● INFORMATION SUPPLIED
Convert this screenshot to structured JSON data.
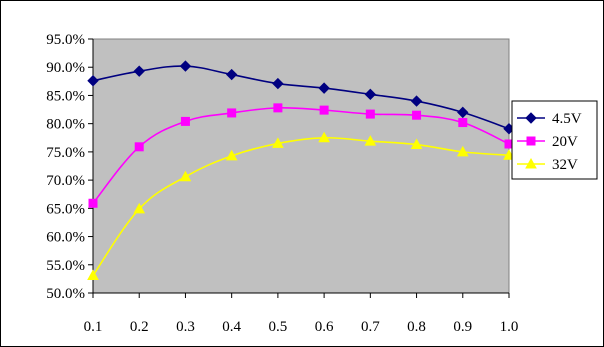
{
  "chart_data": {
    "type": "line",
    "title": "",
    "xlabel": "",
    "ylabel": "",
    "x": [
      0.1,
      0.2,
      0.3,
      0.4,
      0.5,
      0.6,
      0.7,
      0.8,
      0.9,
      1.0
    ],
    "x_tick_labels": [
      "0.1",
      "0.2",
      "0.3",
      "0.4",
      "0.5",
      "0.6",
      "0.7",
      "0.8",
      "0.9",
      "1.0"
    ],
    "ylim": [
      50.0,
      95.0
    ],
    "y_ticks": [
      50.0,
      55.0,
      60.0,
      65.0,
      70.0,
      75.0,
      80.0,
      85.0,
      90.0,
      95.0
    ],
    "y_tick_labels": [
      "50.0%",
      "55.0%",
      "60.0%",
      "65.0%",
      "70.0%",
      "75.0%",
      "80.0%",
      "85.0%",
      "90.0%",
      "95.0%"
    ],
    "grid": false,
    "plot_background": "#C0C0C0",
    "legend_position": "right",
    "series": [
      {
        "name": "4.5V",
        "color": "#000080",
        "marker": "diamond",
        "values": [
          87.6,
          89.3,
          90.2,
          88.7,
          87.1,
          86.3,
          85.2,
          84.0,
          82.0,
          79.1
        ]
      },
      {
        "name": "20V",
        "color": "#FF00FF",
        "marker": "square",
        "values": [
          65.9,
          75.9,
          80.4,
          81.9,
          82.8,
          82.4,
          81.7,
          81.5,
          80.2,
          76.4
        ]
      },
      {
        "name": "32V",
        "color": "#FFFF00",
        "marker": "triangle",
        "values": [
          53.1,
          64.9,
          70.6,
          74.3,
          76.5,
          77.5,
          76.9,
          76.3,
          75.0,
          74.4
        ]
      }
    ]
  }
}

● WHAT IS REQUIRED
Reproduce the entries above without change, omitting all pictures.

● THE ANSWER
Convert this screenshot to structured JSON data.
{
  "chart_data": {
    "type": "line",
    "title": "",
    "xlabel": "",
    "ylabel": "",
    "x": [
      0.1,
      0.2,
      0.3,
      0.4,
      0.5,
      0.6,
      0.7,
      0.8,
      0.9,
      1.0
    ],
    "x_tick_labels": [
      "0.1",
      "0.2",
      "0.3",
      "0.4",
      "0.5",
      "0.6",
      "0.7",
      "0.8",
      "0.9",
      "1.0"
    ],
    "ylim": [
      50.0,
      95.0
    ],
    "y_ticks": [
      50.0,
      55.0,
      60.0,
      65.0,
      70.0,
      75.0,
      80.0,
      85.0,
      90.0,
      95.0
    ],
    "y_tick_labels": [
      "50.0%",
      "55.0%",
      "60.0%",
      "65.0%",
      "70.0%",
      "75.0%",
      "80.0%",
      "85.0%",
      "90.0%",
      "95.0%"
    ],
    "grid": false,
    "plot_background": "#C0C0C0",
    "legend_position": "right",
    "series": [
      {
        "name": "4.5V",
        "color": "#000080",
        "marker": "diamond",
        "values": [
          87.6,
          89.3,
          90.2,
          88.7,
          87.1,
          86.3,
          85.2,
          84.0,
          82.0,
          79.1
        ]
      },
      {
        "name": "20V",
        "color": "#FF00FF",
        "marker": "square",
        "values": [
          65.9,
          75.9,
          80.4,
          81.9,
          82.8,
          82.4,
          81.7,
          81.5,
          80.2,
          76.4
        ]
      },
      {
        "name": "32V",
        "color": "#FFFF00",
        "marker": "triangle",
        "values": [
          53.1,
          64.9,
          70.6,
          74.3,
          76.5,
          77.5,
          76.9,
          76.3,
          75.0,
          74.4
        ]
      }
    ]
  }
}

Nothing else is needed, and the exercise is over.